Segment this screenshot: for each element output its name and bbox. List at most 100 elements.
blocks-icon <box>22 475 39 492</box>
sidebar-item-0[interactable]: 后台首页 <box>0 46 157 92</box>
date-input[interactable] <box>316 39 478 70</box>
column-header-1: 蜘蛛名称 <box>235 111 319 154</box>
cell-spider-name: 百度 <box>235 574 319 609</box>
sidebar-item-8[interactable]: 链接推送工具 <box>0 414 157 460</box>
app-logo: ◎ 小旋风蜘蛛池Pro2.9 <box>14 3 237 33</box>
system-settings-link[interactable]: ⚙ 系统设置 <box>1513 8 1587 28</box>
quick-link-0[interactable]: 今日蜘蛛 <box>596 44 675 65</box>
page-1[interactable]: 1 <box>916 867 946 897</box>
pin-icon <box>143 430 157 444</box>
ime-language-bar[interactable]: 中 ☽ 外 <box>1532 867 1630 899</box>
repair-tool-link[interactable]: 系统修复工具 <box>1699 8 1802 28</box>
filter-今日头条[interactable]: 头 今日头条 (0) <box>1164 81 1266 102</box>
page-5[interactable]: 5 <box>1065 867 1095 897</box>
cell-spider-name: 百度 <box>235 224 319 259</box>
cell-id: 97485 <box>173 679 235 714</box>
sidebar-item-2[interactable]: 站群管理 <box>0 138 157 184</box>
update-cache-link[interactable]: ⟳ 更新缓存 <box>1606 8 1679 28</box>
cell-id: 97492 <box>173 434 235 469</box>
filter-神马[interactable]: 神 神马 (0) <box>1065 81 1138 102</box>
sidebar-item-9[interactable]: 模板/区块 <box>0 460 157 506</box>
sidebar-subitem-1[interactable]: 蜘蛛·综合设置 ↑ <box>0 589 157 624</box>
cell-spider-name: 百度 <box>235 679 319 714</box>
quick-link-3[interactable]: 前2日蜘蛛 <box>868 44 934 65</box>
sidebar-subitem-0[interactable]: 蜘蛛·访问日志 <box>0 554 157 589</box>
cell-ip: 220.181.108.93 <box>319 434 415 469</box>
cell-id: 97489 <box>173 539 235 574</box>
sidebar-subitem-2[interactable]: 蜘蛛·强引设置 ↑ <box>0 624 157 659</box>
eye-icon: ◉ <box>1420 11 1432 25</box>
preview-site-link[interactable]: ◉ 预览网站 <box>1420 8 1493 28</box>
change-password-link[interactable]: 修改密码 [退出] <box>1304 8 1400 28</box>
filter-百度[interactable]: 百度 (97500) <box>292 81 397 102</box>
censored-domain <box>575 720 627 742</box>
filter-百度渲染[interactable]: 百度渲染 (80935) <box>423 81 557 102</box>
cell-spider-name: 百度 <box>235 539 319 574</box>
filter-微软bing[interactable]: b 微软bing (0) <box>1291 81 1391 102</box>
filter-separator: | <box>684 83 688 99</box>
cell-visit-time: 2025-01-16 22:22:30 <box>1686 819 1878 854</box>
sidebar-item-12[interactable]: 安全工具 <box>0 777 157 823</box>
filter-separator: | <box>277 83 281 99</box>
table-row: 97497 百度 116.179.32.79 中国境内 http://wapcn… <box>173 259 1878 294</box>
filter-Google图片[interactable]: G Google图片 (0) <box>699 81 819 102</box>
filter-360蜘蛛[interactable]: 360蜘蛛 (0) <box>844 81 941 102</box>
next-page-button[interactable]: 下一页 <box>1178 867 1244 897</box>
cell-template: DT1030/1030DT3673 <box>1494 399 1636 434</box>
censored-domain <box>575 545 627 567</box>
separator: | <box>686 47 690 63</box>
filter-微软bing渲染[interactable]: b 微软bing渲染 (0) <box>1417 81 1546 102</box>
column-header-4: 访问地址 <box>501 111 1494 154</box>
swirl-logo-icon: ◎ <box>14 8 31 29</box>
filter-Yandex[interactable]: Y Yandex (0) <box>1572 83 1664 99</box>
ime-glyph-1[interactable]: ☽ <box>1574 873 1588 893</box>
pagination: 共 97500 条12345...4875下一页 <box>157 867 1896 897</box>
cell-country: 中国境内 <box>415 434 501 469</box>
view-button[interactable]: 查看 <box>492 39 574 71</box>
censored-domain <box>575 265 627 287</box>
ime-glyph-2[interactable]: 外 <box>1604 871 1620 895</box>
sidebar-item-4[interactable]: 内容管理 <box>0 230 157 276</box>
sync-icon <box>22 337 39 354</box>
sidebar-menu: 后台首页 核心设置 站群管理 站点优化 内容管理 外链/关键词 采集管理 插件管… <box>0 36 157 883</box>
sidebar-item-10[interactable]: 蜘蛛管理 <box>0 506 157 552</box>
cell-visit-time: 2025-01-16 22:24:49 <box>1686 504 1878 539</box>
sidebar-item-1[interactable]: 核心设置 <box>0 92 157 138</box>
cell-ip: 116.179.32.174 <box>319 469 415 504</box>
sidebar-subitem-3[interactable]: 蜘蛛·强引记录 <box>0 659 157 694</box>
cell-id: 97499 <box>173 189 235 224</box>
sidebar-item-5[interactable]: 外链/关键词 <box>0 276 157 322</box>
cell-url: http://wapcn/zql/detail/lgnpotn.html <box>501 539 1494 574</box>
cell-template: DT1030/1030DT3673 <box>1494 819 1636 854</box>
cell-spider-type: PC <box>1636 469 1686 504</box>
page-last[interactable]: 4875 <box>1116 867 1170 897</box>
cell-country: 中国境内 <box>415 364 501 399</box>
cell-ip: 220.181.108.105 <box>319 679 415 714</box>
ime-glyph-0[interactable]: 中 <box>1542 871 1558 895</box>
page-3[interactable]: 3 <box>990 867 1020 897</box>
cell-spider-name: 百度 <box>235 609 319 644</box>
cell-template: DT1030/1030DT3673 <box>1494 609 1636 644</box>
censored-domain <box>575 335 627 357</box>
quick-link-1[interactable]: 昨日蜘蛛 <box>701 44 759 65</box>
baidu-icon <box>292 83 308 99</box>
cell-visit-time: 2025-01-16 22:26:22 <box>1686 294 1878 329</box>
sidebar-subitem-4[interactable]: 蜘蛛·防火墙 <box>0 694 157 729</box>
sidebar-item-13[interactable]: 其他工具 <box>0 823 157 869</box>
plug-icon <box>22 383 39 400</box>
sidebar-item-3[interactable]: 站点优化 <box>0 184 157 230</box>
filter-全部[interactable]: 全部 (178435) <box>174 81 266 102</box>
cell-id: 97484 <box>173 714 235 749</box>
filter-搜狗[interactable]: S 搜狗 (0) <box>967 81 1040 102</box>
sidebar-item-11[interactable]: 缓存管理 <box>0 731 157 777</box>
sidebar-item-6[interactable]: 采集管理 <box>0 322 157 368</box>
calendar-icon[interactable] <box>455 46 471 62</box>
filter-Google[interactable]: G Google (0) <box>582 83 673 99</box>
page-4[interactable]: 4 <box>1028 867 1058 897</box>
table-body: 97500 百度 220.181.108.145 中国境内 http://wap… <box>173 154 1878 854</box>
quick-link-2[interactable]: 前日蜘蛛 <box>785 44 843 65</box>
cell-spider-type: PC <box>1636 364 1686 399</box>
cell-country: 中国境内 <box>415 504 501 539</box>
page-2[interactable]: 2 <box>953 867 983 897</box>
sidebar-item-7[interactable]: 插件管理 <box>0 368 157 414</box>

Problem statement: Please reproduce the full listing above once more, word for word and line for line.

Answer for this exercise:
Segment this screenshot: for each element output its name and bbox. List at most 100 elements.
blocks-icon <box>22 475 39 492</box>
sidebar-item-0[interactable]: 后台首页 <box>0 46 157 92</box>
date-input[interactable] <box>316 39 478 70</box>
column-header-1: 蜘蛛名称 <box>235 111 319 154</box>
cell-spider-name: 百度 <box>235 574 319 609</box>
sidebar-item-8[interactable]: 链接推送工具 <box>0 414 157 460</box>
app-logo: ◎ 小旋风蜘蛛池Pro2.9 <box>14 3 237 33</box>
system-settings-link[interactable]: ⚙ 系统设置 <box>1513 8 1587 28</box>
quick-link-0[interactable]: 今日蜘蛛 <box>596 44 675 65</box>
page-1[interactable]: 1 <box>916 867 946 897</box>
pin-icon <box>143 430 157 444</box>
ime-language-bar[interactable]: 中 ☽ 外 <box>1532 867 1630 899</box>
repair-tool-link[interactable]: 系统修复工具 <box>1699 8 1802 28</box>
filter-今日头条[interactable]: 头 今日头条 (0) <box>1164 81 1266 102</box>
page-5[interactable]: 5 <box>1065 867 1095 897</box>
cell-spider-name: 百度 <box>235 224 319 259</box>
cell-id: 97485 <box>173 679 235 714</box>
sidebar-item-2[interactable]: 站群管理 <box>0 138 157 184</box>
update-cache-link[interactable]: ⟳ 更新缓存 <box>1606 8 1679 28</box>
cell-id: 97492 <box>173 434 235 469</box>
filter-神马[interactable]: 神 神马 (0) <box>1065 81 1138 102</box>
sidebar-item-9[interactable]: 模板/区块 <box>0 460 157 506</box>
sidebar-subitem-1[interactable]: 蜘蛛·综合设置 ↑ <box>0 589 157 624</box>
cell-spider-name: 百度 <box>235 679 319 714</box>
quick-link-3[interactable]: 前2日蜘蛛 <box>868 44 934 65</box>
sidebar-subitem-0[interactable]: 蜘蛛·访问日志 <box>0 554 157 589</box>
cell-ip: 220.181.108.93 <box>319 434 415 469</box>
cell-id: 97489 <box>173 539 235 574</box>
sidebar-subitem-2[interactable]: 蜘蛛·强引设置 ↑ <box>0 624 157 659</box>
eye-icon: ◉ <box>1420 11 1432 25</box>
preview-site-link[interactable]: ◉ 预览网站 <box>1420 8 1493 28</box>
change-password-link[interactable]: 修改密码 [退出] <box>1304 8 1400 28</box>
filter-百度[interactable]: 百度 (97500) <box>292 81 397 102</box>
censored-domain <box>575 720 627 742</box>
filter-百度渲染[interactable]: 百度渲染 (80935) <box>423 81 557 102</box>
cell-spider-name: 百度 <box>235 539 319 574</box>
filter-微软bing[interactable]: b 微软bing (0) <box>1291 81 1391 102</box>
filter-separator: | <box>684 83 688 99</box>
cell-visit-time: 2025-01-16 22:22:30 <box>1686 819 1878 854</box>
sidebar-item-12[interactable]: 安全工具 <box>0 777 157 823</box>
filter-separator: | <box>277 83 281 99</box>
table-row: 97497 百度 116.179.32.79 中国境内 http://wapcn… <box>173 259 1878 294</box>
filter-Google图片[interactable]: G Google图片 (0) <box>699 81 819 102</box>
filter-360蜘蛛[interactable]: 360蜘蛛 (0) <box>844 81 941 102</box>
next-page-button[interactable]: 下一页 <box>1178 867 1244 897</box>
cell-template: DT1030/1030DT3673 <box>1494 399 1636 434</box>
censored-domain <box>575 545 627 567</box>
separator: | <box>686 47 690 63</box>
filter-微软bing渲染[interactable]: b 微软bing渲染 (0) <box>1417 81 1546 102</box>
column-header-4: 访问地址 <box>501 111 1494 154</box>
swirl-logo-icon: ◎ <box>14 8 31 29</box>
filter-Yandex[interactable]: Y Yandex (0) <box>1572 83 1664 99</box>
ime-glyph-1[interactable]: ☽ <box>1574 873 1588 893</box>
pagination: 共 97500 条12345...4875下一页 <box>157 867 1896 897</box>
cell-country: 中国境内 <box>415 434 501 469</box>
view-button[interactable]: 查看 <box>492 39 574 71</box>
censored-domain <box>575 265 627 287</box>
ime-glyph-2[interactable]: 外 <box>1604 871 1620 895</box>
sidebar-item-4[interactable]: 内容管理 <box>0 230 157 276</box>
sync-icon <box>22 337 39 354</box>
sidebar-menu: 后台首页 核心设置 站群管理 站点优化 内容管理 外链/关键词 采集管理 插件管… <box>0 36 157 883</box>
sidebar-item-10[interactable]: 蜘蛛管理 <box>0 506 157 552</box>
cell-visit-time: 2025-01-16 22:24:49 <box>1686 504 1878 539</box>
sidebar-item-1[interactable]: 核心设置 <box>0 92 157 138</box>
cell-ip: 116.179.32.174 <box>319 469 415 504</box>
sidebar-subitem-3[interactable]: 蜘蛛·强引记录 <box>0 659 157 694</box>
cell-id: 97499 <box>173 189 235 224</box>
sidebar-item-5[interactable]: 外链/关键词 <box>0 276 157 322</box>
cell-url: http://wapcn/zql/detail/lgnpotn.html <box>501 539 1494 574</box>
cell-template: DT1030/1030DT3673 <box>1494 819 1636 854</box>
cell-spider-type: PC <box>1636 469 1686 504</box>
page-last[interactable]: 4875 <box>1116 867 1170 897</box>
cell-country: 中国境内 <box>415 364 501 399</box>
cell-ip: 220.181.108.105 <box>319 679 415 714</box>
ime-glyph-0[interactable]: 中 <box>1542 871 1558 895</box>
page-3[interactable]: 3 <box>990 867 1020 897</box>
cell-spider-name: 百度 <box>235 609 319 644</box>
cell-template: DT1030/1030DT3673 <box>1494 609 1636 644</box>
censored-domain <box>575 335 627 357</box>
quick-link-1[interactable]: 昨日蜘蛛 <box>701 44 759 65</box>
baidu-icon <box>292 83 308 99</box>
cell-visit-time: 2025-01-16 22:26:22 <box>1686 294 1878 329</box>
sidebar-subitem-4[interactable]: 蜘蛛·防火墙 <box>0 694 157 729</box>
sidebar-item-13[interactable]: 其他工具 <box>0 823 157 869</box>
plug-icon <box>22 383 39 400</box>
sidebar-item-3[interactable]: 站点优化 <box>0 184 157 230</box>
filter-全部[interactable]: 全部 (178435) <box>174 81 266 102</box>
cell-id: 97484 <box>173 714 235 749</box>
filter-搜狗[interactable]: S 搜狗 (0) <box>967 81 1040 102</box>
sidebar-item-11[interactable]: 缓存管理 <box>0 731 157 777</box>
sidebar-item-6[interactable]: 采集管理 <box>0 322 157 368</box>
calendar-icon[interactable] <box>455 46 471 62</box>
filter-Google[interactable]: G Google (0) <box>582 83 673 99</box>
page-4[interactable]: 4 <box>1028 867 1058 897</box>
table-body: 97500 百度 220.181.108.145 中国境内 http://wap… <box>173 154 1878 854</box>
quick-link-2[interactable]: 前日蜘蛛 <box>785 44 843 65</box>
cell-spider-type: PC <box>1636 364 1686 399</box>
cell-country: 中国境内 <box>415 504 501 539</box>
page-2[interactable]: 2 <box>953 867 983 897</box>
sidebar-item-7[interactable]: 插件管理 <box>0 368 157 414</box>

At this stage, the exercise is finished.